Instruction: Copy all the data exactly, except the pictures.

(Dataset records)
— START —

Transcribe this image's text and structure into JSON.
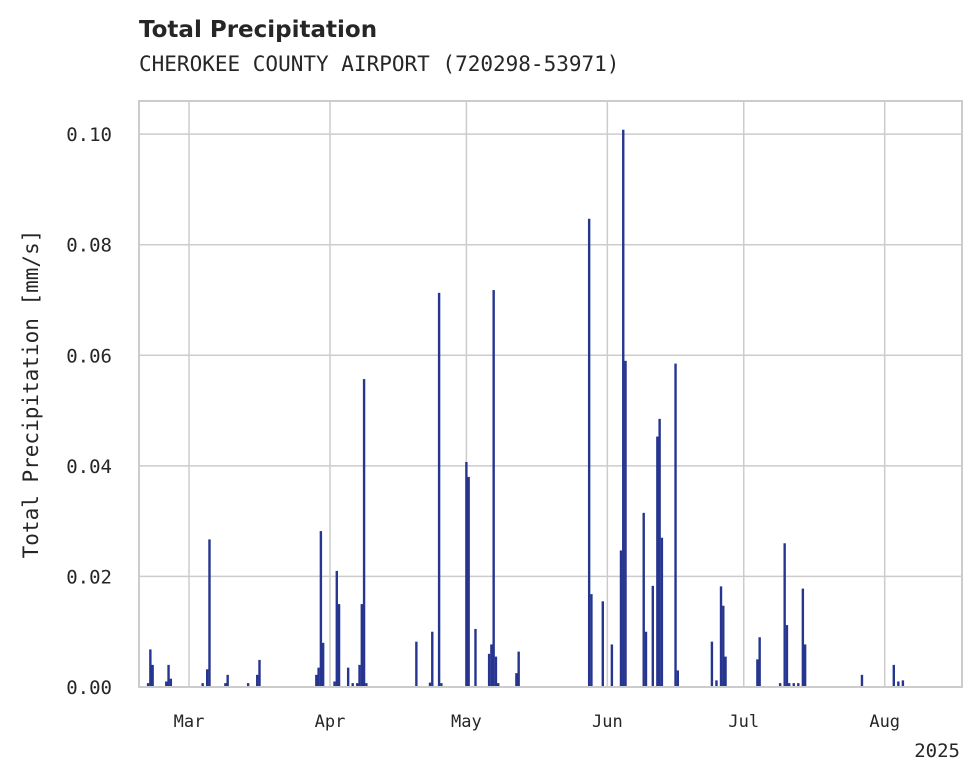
{
  "chart_data": {
    "type": "bar",
    "title": "Total Precipitation",
    "subtitle": "CHEROKEE COUNTY AIRPORT (720298-53971)",
    "xlabel": "",
    "ylabel": "Total Precipitation [mm/s]",
    "year_label": "2025",
    "x_axis_type": "date",
    "xlim": [
      "2025-02-18",
      "2025-08-18"
    ],
    "ylim": [
      0,
      0.106
    ],
    "x_ticks": [
      {
        "date": "2025-03-01",
        "label": "Mar"
      },
      {
        "date": "2025-04-01",
        "label": "Apr"
      },
      {
        "date": "2025-05-01",
        "label": "May"
      },
      {
        "date": "2025-06-01",
        "label": "Jun"
      },
      {
        "date": "2025-07-01",
        "label": "Jul"
      },
      {
        "date": "2025-08-01",
        "label": "Aug"
      }
    ],
    "y_ticks": [
      {
        "value": 0.0,
        "label": "0.00"
      },
      {
        "value": 0.02,
        "label": "0.02"
      },
      {
        "value": 0.04,
        "label": "0.04"
      },
      {
        "value": 0.06,
        "label": "0.06"
      },
      {
        "value": 0.08,
        "label": "0.08"
      },
      {
        "value": 0.1,
        "label": "0.10"
      }
    ],
    "grid": true,
    "series_color": "#26358f",
    "points": [
      {
        "x": "2025-02-20",
        "y": 0.0007
      },
      {
        "x": "2025-02-20T12:00",
        "y": 0.0068
      },
      {
        "x": "2025-02-21",
        "y": 0.004
      },
      {
        "x": "2025-02-24",
        "y": 0.001
      },
      {
        "x": "2025-02-24T12:00",
        "y": 0.004
      },
      {
        "x": "2025-02-25",
        "y": 0.0015
      },
      {
        "x": "2025-03-04",
        "y": 0.0007
      },
      {
        "x": "2025-03-05",
        "y": 0.0032
      },
      {
        "x": "2025-03-05T12:00",
        "y": 0.0267
      },
      {
        "x": "2025-03-09",
        "y": 0.0007
      },
      {
        "x": "2025-03-09T12:00",
        "y": 0.0022
      },
      {
        "x": "2025-03-14",
        "y": 0.0007
      },
      {
        "x": "2025-03-16",
        "y": 0.0022
      },
      {
        "x": "2025-03-16T12:00",
        "y": 0.0049
      },
      {
        "x": "2025-03-29",
        "y": 0.0022
      },
      {
        "x": "2025-03-29T12:00",
        "y": 0.0035
      },
      {
        "x": "2025-03-30",
        "y": 0.0282
      },
      {
        "x": "2025-03-30T12:00",
        "y": 0.008
      },
      {
        "x": "2025-04-02",
        "y": 0.001
      },
      {
        "x": "2025-04-02T12:00",
        "y": 0.021
      },
      {
        "x": "2025-04-03",
        "y": 0.015
      },
      {
        "x": "2025-04-05",
        "y": 0.0035
      },
      {
        "x": "2025-04-06",
        "y": 0.0007
      },
      {
        "x": "2025-04-07",
        "y": 0.0007
      },
      {
        "x": "2025-04-07T12:00",
        "y": 0.004
      },
      {
        "x": "2025-04-08",
        "y": 0.015
      },
      {
        "x": "2025-04-08T12:00",
        "y": 0.0557
      },
      {
        "x": "2025-04-09",
        "y": 0.0007
      },
      {
        "x": "2025-04-20",
        "y": 0.0082
      },
      {
        "x": "2025-04-23",
        "y": 0.0008
      },
      {
        "x": "2025-04-23T12:00",
        "y": 0.01
      },
      {
        "x": "2025-04-25",
        "y": 0.0713
      },
      {
        "x": "2025-04-25T12:00",
        "y": 0.0007
      },
      {
        "x": "2025-05-01",
        "y": 0.0407
      },
      {
        "x": "2025-05-01T12:00",
        "y": 0.038
      },
      {
        "x": "2025-05-03",
        "y": 0.0105
      },
      {
        "x": "2025-05-06",
        "y": 0.006
      },
      {
        "x": "2025-05-06T12:00",
        "y": 0.0077
      },
      {
        "x": "2025-05-07",
        "y": 0.0718
      },
      {
        "x": "2025-05-07T12:00",
        "y": 0.0055
      },
      {
        "x": "2025-05-08",
        "y": 0.0007
      },
      {
        "x": "2025-05-12",
        "y": 0.0025
      },
      {
        "x": "2025-05-12T12:00",
        "y": 0.0064
      },
      {
        "x": "2025-05-28",
        "y": 0.0847
      },
      {
        "x": "2025-05-28T12:00",
        "y": 0.0168
      },
      {
        "x": "2025-05-31",
        "y": 0.0155
      },
      {
        "x": "2025-06-02",
        "y": 0.0077
      },
      {
        "x": "2025-06-04",
        "y": 0.0247
      },
      {
        "x": "2025-06-04T12:00",
        "y": 0.1008
      },
      {
        "x": "2025-06-05",
        "y": 0.059
      },
      {
        "x": "2025-06-09",
        "y": 0.0315
      },
      {
        "x": "2025-06-09T12:00",
        "y": 0.01
      },
      {
        "x": "2025-06-11",
        "y": 0.0183
      },
      {
        "x": "2025-06-12",
        "y": 0.0453
      },
      {
        "x": "2025-06-12T12:00",
        "y": 0.0485
      },
      {
        "x": "2025-06-13",
        "y": 0.027
      },
      {
        "x": "2025-06-16",
        "y": 0.0585
      },
      {
        "x": "2025-06-16T12:00",
        "y": 0.003
      },
      {
        "x": "2025-06-24",
        "y": 0.0082
      },
      {
        "x": "2025-06-25",
        "y": 0.0012
      },
      {
        "x": "2025-06-26",
        "y": 0.0182
      },
      {
        "x": "2025-06-26T12:00",
        "y": 0.0147
      },
      {
        "x": "2025-06-27",
        "y": 0.0055
      },
      {
        "x": "2025-07-04",
        "y": 0.005
      },
      {
        "x": "2025-07-04T12:00",
        "y": 0.009
      },
      {
        "x": "2025-07-09",
        "y": 0.0007
      },
      {
        "x": "2025-07-10",
        "y": 0.026
      },
      {
        "x": "2025-07-10T12:00",
        "y": 0.0112
      },
      {
        "x": "2025-07-11",
        "y": 0.0007
      },
      {
        "x": "2025-07-12",
        "y": 0.0007
      },
      {
        "x": "2025-07-13",
        "y": 0.0007
      },
      {
        "x": "2025-07-14",
        "y": 0.0178
      },
      {
        "x": "2025-07-14T12:00",
        "y": 0.0077
      },
      {
        "x": "2025-07-27",
        "y": 0.0022
      },
      {
        "x": "2025-08-03",
        "y": 0.004
      },
      {
        "x": "2025-08-04",
        "y": 0.001
      },
      {
        "x": "2025-08-05",
        "y": 0.0012
      }
    ]
  }
}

— END —

Reply:
Transcribe this image's text and structure into JSON.
{
  "chart_data": {
    "type": "bar",
    "title": "Total Precipitation",
    "subtitle": "CHEROKEE COUNTY AIRPORT (720298-53971)",
    "xlabel": "",
    "ylabel": "Total Precipitation [mm/s]",
    "year_label": "2025",
    "x_axis_type": "date",
    "xlim": [
      "2025-02-18",
      "2025-08-18"
    ],
    "ylim": [
      0,
      0.106
    ],
    "x_ticks": [
      {
        "date": "2025-03-01",
        "label": "Mar"
      },
      {
        "date": "2025-04-01",
        "label": "Apr"
      },
      {
        "date": "2025-05-01",
        "label": "May"
      },
      {
        "date": "2025-06-01",
        "label": "Jun"
      },
      {
        "date": "2025-07-01",
        "label": "Jul"
      },
      {
        "date": "2025-08-01",
        "label": "Aug"
      }
    ],
    "y_ticks": [
      {
        "value": 0.0,
        "label": "0.00"
      },
      {
        "value": 0.02,
        "label": "0.02"
      },
      {
        "value": 0.04,
        "label": "0.04"
      },
      {
        "value": 0.06,
        "label": "0.06"
      },
      {
        "value": 0.08,
        "label": "0.08"
      },
      {
        "value": 0.1,
        "label": "0.10"
      }
    ],
    "grid": true,
    "series_color": "#26358f",
    "points": [
      {
        "x": "2025-02-20",
        "y": 0.0007
      },
      {
        "x": "2025-02-20T12:00",
        "y": 0.0068
      },
      {
        "x": "2025-02-21",
        "y": 0.004
      },
      {
        "x": "2025-02-24",
        "y": 0.001
      },
      {
        "x": "2025-02-24T12:00",
        "y": 0.004
      },
      {
        "x": "2025-02-25",
        "y": 0.0015
      },
      {
        "x": "2025-03-04",
        "y": 0.0007
      },
      {
        "x": "2025-03-05",
        "y": 0.0032
      },
      {
        "x": "2025-03-05T12:00",
        "y": 0.0267
      },
      {
        "x": "2025-03-09",
        "y": 0.0007
      },
      {
        "x": "2025-03-09T12:00",
        "y": 0.0022
      },
      {
        "x": "2025-03-14",
        "y": 0.0007
      },
      {
        "x": "2025-03-16",
        "y": 0.0022
      },
      {
        "x": "2025-03-16T12:00",
        "y": 0.0049
      },
      {
        "x": "2025-03-29",
        "y": 0.0022
      },
      {
        "x": "2025-03-29T12:00",
        "y": 0.0035
      },
      {
        "x": "2025-03-30",
        "y": 0.0282
      },
      {
        "x": "2025-03-30T12:00",
        "y": 0.008
      },
      {
        "x": "2025-04-02",
        "y": 0.001
      },
      {
        "x": "2025-04-02T12:00",
        "y": 0.021
      },
      {
        "x": "2025-04-03",
        "y": 0.015
      },
      {
        "x": "2025-04-05",
        "y": 0.0035
      },
      {
        "x": "2025-04-06",
        "y": 0.0007
      },
      {
        "x": "2025-04-07",
        "y": 0.0007
      },
      {
        "x": "2025-04-07T12:00",
        "y": 0.004
      },
      {
        "x": "2025-04-08",
        "y": 0.015
      },
      {
        "x": "2025-04-08T12:00",
        "y": 0.0557
      },
      {
        "x": "2025-04-09",
        "y": 0.0007
      },
      {
        "x": "2025-04-20",
        "y": 0.0082
      },
      {
        "x": "2025-04-23",
        "y": 0.0008
      },
      {
        "x": "2025-04-23T12:00",
        "y": 0.01
      },
      {
        "x": "2025-04-25",
        "y": 0.0713
      },
      {
        "x": "2025-04-25T12:00",
        "y": 0.0007
      },
      {
        "x": "2025-05-01",
        "y": 0.0407
      },
      {
        "x": "2025-05-01T12:00",
        "y": 0.038
      },
      {
        "x": "2025-05-03",
        "y": 0.0105
      },
      {
        "x": "2025-05-06",
        "y": 0.006
      },
      {
        "x": "2025-05-06T12:00",
        "y": 0.0077
      },
      {
        "x": "2025-05-07",
        "y": 0.0718
      },
      {
        "x": "2025-05-07T12:00",
        "y": 0.0055
      },
      {
        "x": "2025-05-08",
        "y": 0.0007
      },
      {
        "x": "2025-05-12",
        "y": 0.0025
      },
      {
        "x": "2025-05-12T12:00",
        "y": 0.0064
      },
      {
        "x": "2025-05-28",
        "y": 0.0847
      },
      {
        "x": "2025-05-28T12:00",
        "y": 0.0168
      },
      {
        "x": "2025-05-31",
        "y": 0.0155
      },
      {
        "x": "2025-06-02",
        "y": 0.0077
      },
      {
        "x": "2025-06-04",
        "y": 0.0247
      },
      {
        "x": "2025-06-04T12:00",
        "y": 0.1008
      },
      {
        "x": "2025-06-05",
        "y": 0.059
      },
      {
        "x": "2025-06-09",
        "y": 0.0315
      },
      {
        "x": "2025-06-09T12:00",
        "y": 0.01
      },
      {
        "x": "2025-06-11",
        "y": 0.0183
      },
      {
        "x": "2025-06-12",
        "y": 0.0453
      },
      {
        "x": "2025-06-12T12:00",
        "y": 0.0485
      },
      {
        "x": "2025-06-13",
        "y": 0.027
      },
      {
        "x": "2025-06-16",
        "y": 0.0585
      },
      {
        "x": "2025-06-16T12:00",
        "y": 0.003
      },
      {
        "x": "2025-06-24",
        "y": 0.0082
      },
      {
        "x": "2025-06-25",
        "y": 0.0012
      },
      {
        "x": "2025-06-26",
        "y": 0.0182
      },
      {
        "x": "2025-06-26T12:00",
        "y": 0.0147
      },
      {
        "x": "2025-06-27",
        "y": 0.0055
      },
      {
        "x": "2025-07-04",
        "y": 0.005
      },
      {
        "x": "2025-07-04T12:00",
        "y": 0.009
      },
      {
        "x": "2025-07-09",
        "y": 0.0007
      },
      {
        "x": "2025-07-10",
        "y": 0.026
      },
      {
        "x": "2025-07-10T12:00",
        "y": 0.0112
      },
      {
        "x": "2025-07-11",
        "y": 0.0007
      },
      {
        "x": "2025-07-12",
        "y": 0.0007
      },
      {
        "x": "2025-07-13",
        "y": 0.0007
      },
      {
        "x": "2025-07-14",
        "y": 0.0178
      },
      {
        "x": "2025-07-14T12:00",
        "y": 0.0077
      },
      {
        "x": "2025-07-27",
        "y": 0.0022
      },
      {
        "x": "2025-08-03",
        "y": 0.004
      },
      {
        "x": "2025-08-04",
        "y": 0.001
      },
      {
        "x": "2025-08-05",
        "y": 0.0012
      }
    ]
  }
}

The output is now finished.